+++ Records shown

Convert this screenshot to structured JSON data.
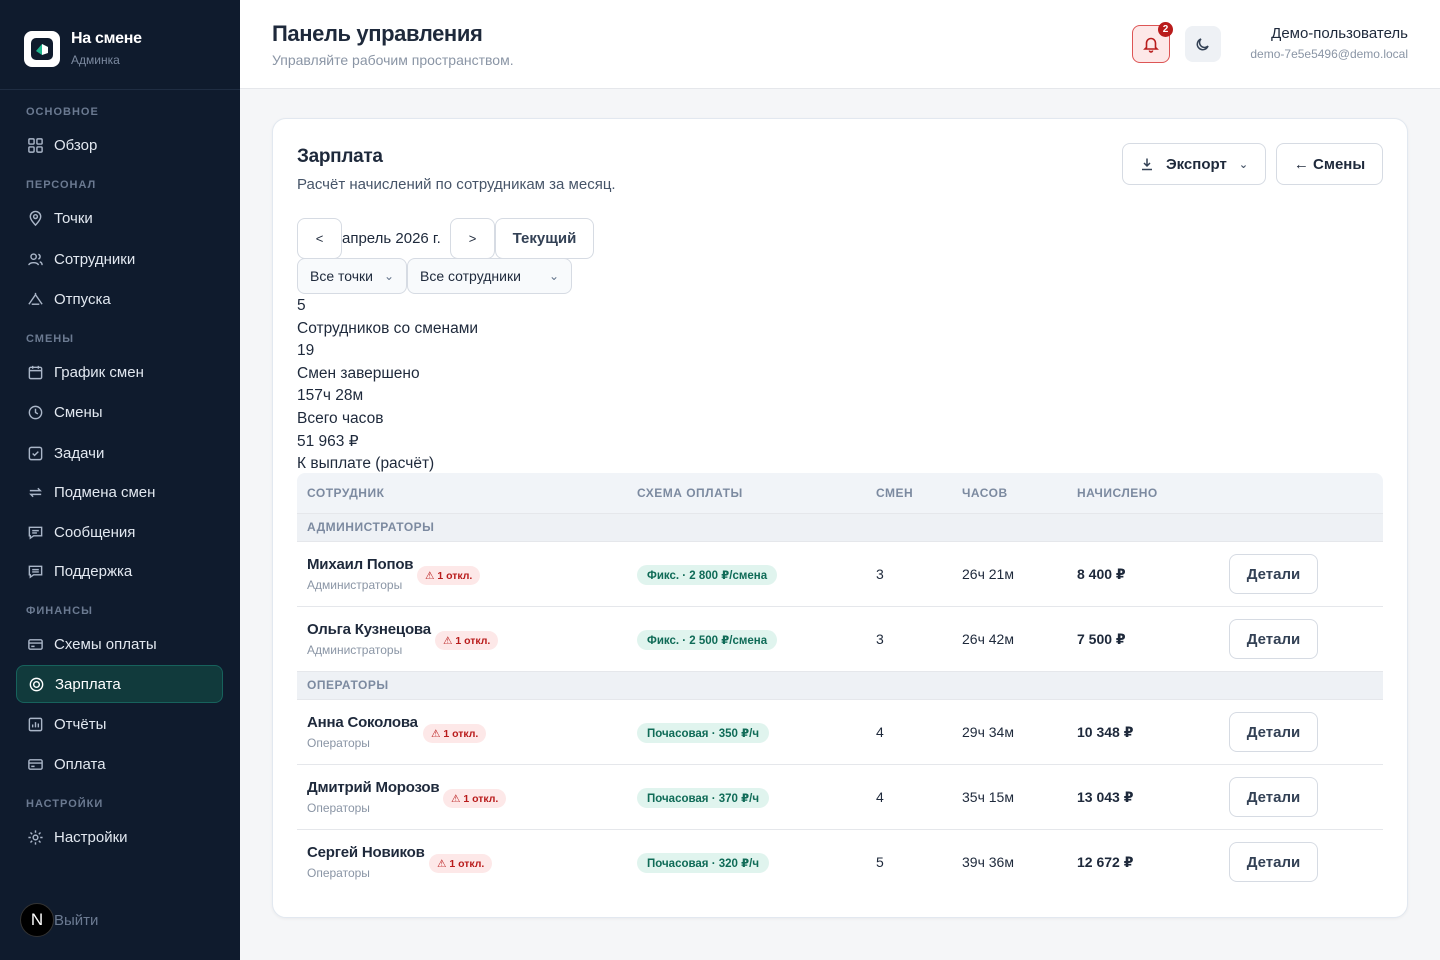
{
  "brand": {
    "name": "На смене",
    "sub": "Админка"
  },
  "sidebar": {
    "sections": [
      {
        "label": "ОСНОВНОЕ"
      },
      {
        "label": "ПЕРСОНАЛ"
      },
      {
        "label": "СМЕНЫ"
      },
      {
        "label": "ФИНАНСЫ"
      },
      {
        "label": "НАСТРОЙКИ"
      }
    ],
    "items": [
      {
        "label": "Обзор",
        "icon": "grid-icon"
      },
      {
        "label": "Точки",
        "icon": "map-pin-icon"
      },
      {
        "label": "Сотрудники",
        "icon": "users-icon"
      },
      {
        "label": "Отпуска",
        "icon": "umbrella-icon"
      },
      {
        "label": "График смен",
        "icon": "calendar-icon"
      },
      {
        "label": "Смены",
        "icon": "clock-icon"
      },
      {
        "label": "Задачи",
        "icon": "checkbox-icon"
      },
      {
        "label": "Подмена смен",
        "icon": "swap-icon"
      },
      {
        "label": "Сообщения",
        "icon": "message-icon"
      },
      {
        "label": "Поддержка",
        "icon": "support-icon"
      },
      {
        "label": "Схемы оплаты",
        "icon": "card-icon"
      },
      {
        "label": "Зарплата",
        "icon": "coin-icon",
        "active": true
      },
      {
        "label": "Отчёты",
        "icon": "chart-icon"
      },
      {
        "label": "Оплата",
        "icon": "wallet-icon"
      },
      {
        "label": "Настройки",
        "icon": "gear-icon"
      }
    ],
    "logout": {
      "avatar": "N",
      "label": "Выйти"
    }
  },
  "header": {
    "title": "Панель управления",
    "subtitle": "Управляйте рабочим пространством.",
    "notifications_count": "2",
    "user_name": "Демо-пользователь",
    "user_email": "demo-7e5e5496@demo.local"
  },
  "card": {
    "title": "Зарплата",
    "subtitle": "Расчёт начислений по сотрудникам за месяц.",
    "export_label": "Экспорт",
    "shifts_label": "← Смены",
    "prev": "<",
    "next": ">",
    "month": "апрель 2026 г.",
    "current_label": "Текущий",
    "filter_points": "Все точки",
    "filter_employees": "Все сотрудники"
  },
  "stats": [
    {
      "value": "5",
      "label": "Сотрудников со сменами"
    },
    {
      "value": "19",
      "label": "Смен завершено"
    },
    {
      "value": "157ч 28м",
      "label": "Всего часов"
    },
    {
      "value": "51 963 ₽",
      "label": "К выплате (расчёт)"
    }
  ],
  "table": {
    "headers": [
      "СОТРУДНИК",
      "СХЕМА ОПЛАТЫ",
      "СМЕН",
      "ЧАСОВ",
      "НАЧИСЛЕНО"
    ],
    "details_label": "Детали",
    "groups": [
      {
        "name": "АДМИНИСТРАТОРЫ",
        "rows": [
          {
            "name": "Михаил Попов",
            "group": "Администраторы",
            "warn": "⚠ 1 откл.",
            "scheme": "Фикс. · 2 800 ₽/смена",
            "shifts": "3",
            "hours": "26ч 21м",
            "accrued": "8 400 ₽"
          },
          {
            "name": "Ольга Кузнецова",
            "group": "Администраторы",
            "warn": "⚠ 1 откл.",
            "scheme": "Фикс. · 2 500 ₽/смена",
            "shifts": "3",
            "hours": "26ч 42м",
            "accrued": "7 500 ₽"
          }
        ]
      },
      {
        "name": "ОПЕРАТОРЫ",
        "rows": [
          {
            "name": "Анна Соколова",
            "group": "Операторы",
            "warn": "⚠ 1 откл.",
            "scheme": "Почасовая · 350 ₽/ч",
            "shifts": "4",
            "hours": "29ч 34м",
            "accrued": "10 348 ₽"
          },
          {
            "name": "Дмитрий Морозов",
            "group": "Операторы",
            "warn": "⚠ 1 откл.",
            "scheme": "Почасовая · 370 ₽/ч",
            "shifts": "4",
            "hours": "35ч 15м",
            "accrued": "13 043 ₽"
          },
          {
            "name": "Сергей Новиков",
            "group": "Операторы",
            "warn": "⚠ 1 откл.",
            "scheme": "Почасовая · 320 ₽/ч",
            "shifts": "5",
            "hours": "39ч 36м",
            "accrued": "12 672 ₽"
          }
        ]
      }
    ]
  }
}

++++++

Quote the entries in full. Any image among them is to be omitted from the copy.

### [Reply to the task]
Convert this screenshot to structured JSON data.
{
  "brand": {
    "name": "На смене",
    "sub": "Админка"
  },
  "sidebar": {
    "sections": [
      {
        "label": "ОСНОВНОЕ"
      },
      {
        "label": "ПЕРСОНАЛ"
      },
      {
        "label": "СМЕНЫ"
      },
      {
        "label": "ФИНАНСЫ"
      },
      {
        "label": "НАСТРОЙКИ"
      }
    ],
    "items": [
      {
        "label": "Обзор",
        "icon": "grid-icon"
      },
      {
        "label": "Точки",
        "icon": "map-pin-icon"
      },
      {
        "label": "Сотрудники",
        "icon": "users-icon"
      },
      {
        "label": "Отпуска",
        "icon": "umbrella-icon"
      },
      {
        "label": "График смен",
        "icon": "calendar-icon"
      },
      {
        "label": "Смены",
        "icon": "clock-icon"
      },
      {
        "label": "Задачи",
        "icon": "checkbox-icon"
      },
      {
        "label": "Подмена смен",
        "icon": "swap-icon"
      },
      {
        "label": "Сообщения",
        "icon": "message-icon"
      },
      {
        "label": "Поддержка",
        "icon": "support-icon"
      },
      {
        "label": "Схемы оплаты",
        "icon": "card-icon"
      },
      {
        "label": "Зарплата",
        "icon": "coin-icon",
        "active": true
      },
      {
        "label": "Отчёты",
        "icon": "chart-icon"
      },
      {
        "label": "Оплата",
        "icon": "wallet-icon"
      },
      {
        "label": "Настройки",
        "icon": "gear-icon"
      }
    ],
    "logout": {
      "avatar": "N",
      "label": "Выйти"
    }
  },
  "header": {
    "title": "Панель управления",
    "subtitle": "Управляйте рабочим пространством.",
    "notifications_count": "2",
    "user_name": "Демо-пользователь",
    "user_email": "demo-7e5e5496@demo.local"
  },
  "card": {
    "title": "Зарплата",
    "subtitle": "Расчёт начислений по сотрудникам за месяц.",
    "export_label": "Экспорт",
    "shifts_label": "← Смены",
    "prev": "<",
    "next": ">",
    "month": "апрель 2026 г.",
    "current_label": "Текущий",
    "filter_points": "Все точки",
    "filter_employees": "Все сотрудники"
  },
  "stats": [
    {
      "value": "5",
      "label": "Сотрудников со сменами"
    },
    {
      "value": "19",
      "label": "Смен завершено"
    },
    {
      "value": "157ч 28м",
      "label": "Всего часов"
    },
    {
      "value": "51 963 ₽",
      "label": "К выплате (расчёт)"
    }
  ],
  "table": {
    "headers": [
      "СОТРУДНИК",
      "СХЕМА ОПЛАТЫ",
      "СМЕН",
      "ЧАСОВ",
      "НАЧИСЛЕНО"
    ],
    "details_label": "Детали",
    "groups": [
      {
        "name": "АДМИНИСТРАТОРЫ",
        "rows": [
          {
            "name": "Михаил Попов",
            "group": "Администраторы",
            "warn": "⚠ 1 откл.",
            "scheme": "Фикс. · 2 800 ₽/смена",
            "shifts": "3",
            "hours": "26ч 21м",
            "accrued": "8 400 ₽"
          },
          {
            "name": "Ольга Кузнецова",
            "group": "Администраторы",
            "warn": "⚠ 1 откл.",
            "scheme": "Фикс. · 2 500 ₽/смена",
            "shifts": "3",
            "hours": "26ч 42м",
            "accrued": "7 500 ₽"
          }
        ]
      },
      {
        "name": "ОПЕРАТОРЫ",
        "rows": [
          {
            "name": "Анна Соколова",
            "group": "Операторы",
            "warn": "⚠ 1 откл.",
            "scheme": "Почасовая · 350 ₽/ч",
            "shifts": "4",
            "hours": "29ч 34м",
            "accrued": "10 348 ₽"
          },
          {
            "name": "Дмитрий Морозов",
            "group": "Операторы",
            "warn": "⚠ 1 откл.",
            "scheme": "Почасовая · 370 ₽/ч",
            "shifts": "4",
            "hours": "35ч 15м",
            "accrued": "13 043 ₽"
          },
          {
            "name": "Сергей Новиков",
            "group": "Операторы",
            "warn": "⚠ 1 откл.",
            "scheme": "Почасовая · 320 ₽/ч",
            "shifts": "5",
            "hours": "39ч 36м",
            "accrued": "12 672 ₽"
          }
        ]
      }
    ]
  }
}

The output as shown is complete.